(Dataset records on visual material)
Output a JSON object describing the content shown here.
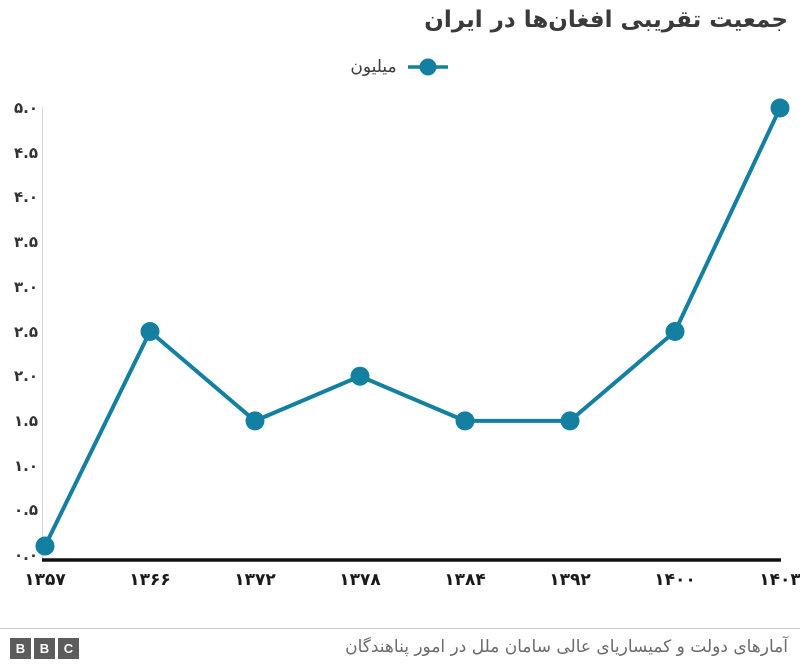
{
  "title": "جمعیت تقریبی افغان‌ها در ایران",
  "legend": {
    "label": "میلیون",
    "marker_color": "#1380A1"
  },
  "chart_data": {
    "type": "line",
    "title": "جمعیت تقریبی افغان‌ها در ایران",
    "unit_label": "میلیون",
    "categories": [
      "۱۳۵۷",
      "۱۳۶۶",
      "۱۳۷۲",
      "۱۳۷۸",
      "۱۳۸۴",
      "۱۳۹۲",
      "۱۴۰۰",
      "۱۴۰۳"
    ],
    "series": [
      {
        "name": "میلیون",
        "values": [
          0.1,
          2.5,
          1.5,
          2.0,
          1.5,
          1.5,
          2.5,
          5.0
        ]
      }
    ],
    "yticks": [
      {
        "label": "۰.۰",
        "value": 0
      },
      {
        "label": "۰.۵",
        "value": 0.5
      },
      {
        "label": "۱.۰",
        "value": 1
      },
      {
        "label": "۱.۵",
        "value": 1.5
      },
      {
        "label": "۲.۰",
        "value": 2
      },
      {
        "label": "۲.۵",
        "value": 2.5
      },
      {
        "label": "۳.۰",
        "value": 3
      },
      {
        "label": "۳.۵",
        "value": 3.5
      },
      {
        "label": "۴.۰",
        "value": 4
      },
      {
        "label": "۴.۵",
        "value": 4.5
      },
      {
        "label": "۵.۰",
        "value": 5
      }
    ],
    "ylim": [
      0,
      5
    ],
    "grid": false,
    "legend_position": "top-center",
    "line_color": "#1380A1",
    "axis_line_color": "#d8d8d8",
    "baseline_color": "#111111"
  },
  "footer": {
    "source": "آمارهای دولت و کمیساریای عالی سامان ملل در امور پناهندگان",
    "logo_letters": [
      "B",
      "B",
      "C"
    ]
  }
}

Exercise requirements> Repeat the material above in full and exactly, omitting the pictures.

Exercise response>
Output a JSON object describing the content shown here.
{
  "title": "جمعیت تقریبی افغان‌ها در ایران",
  "legend": {
    "label": "میلیون",
    "marker_color": "#1380A1"
  },
  "chart_data": {
    "type": "line",
    "title": "جمعیت تقریبی افغان‌ها در ایران",
    "unit_label": "میلیون",
    "categories": [
      "۱۳۵۷",
      "۱۳۶۶",
      "۱۳۷۲",
      "۱۳۷۸",
      "۱۳۸۴",
      "۱۳۹۲",
      "۱۴۰۰",
      "۱۴۰۳"
    ],
    "series": [
      {
        "name": "میلیون",
        "values": [
          0.1,
          2.5,
          1.5,
          2.0,
          1.5,
          1.5,
          2.5,
          5.0
        ]
      }
    ],
    "yticks": [
      {
        "label": "۰.۰",
        "value": 0
      },
      {
        "label": "۰.۵",
        "value": 0.5
      },
      {
        "label": "۱.۰",
        "value": 1
      },
      {
        "label": "۱.۵",
        "value": 1.5
      },
      {
        "label": "۲.۰",
        "value": 2
      },
      {
        "label": "۲.۵",
        "value": 2.5
      },
      {
        "label": "۳.۰",
        "value": 3
      },
      {
        "label": "۳.۵",
        "value": 3.5
      },
      {
        "label": "۴.۰",
        "value": 4
      },
      {
        "label": "۴.۵",
        "value": 4.5
      },
      {
        "label": "۵.۰",
        "value": 5
      }
    ],
    "ylim": [
      0,
      5
    ],
    "grid": false,
    "legend_position": "top-center",
    "line_color": "#1380A1",
    "axis_line_color": "#d8d8d8",
    "baseline_color": "#111111"
  },
  "footer": {
    "source": "آمارهای دولت و کمیساریای عالی سامان ملل در امور پناهندگان",
    "logo_letters": [
      "B",
      "B",
      "C"
    ]
  }
}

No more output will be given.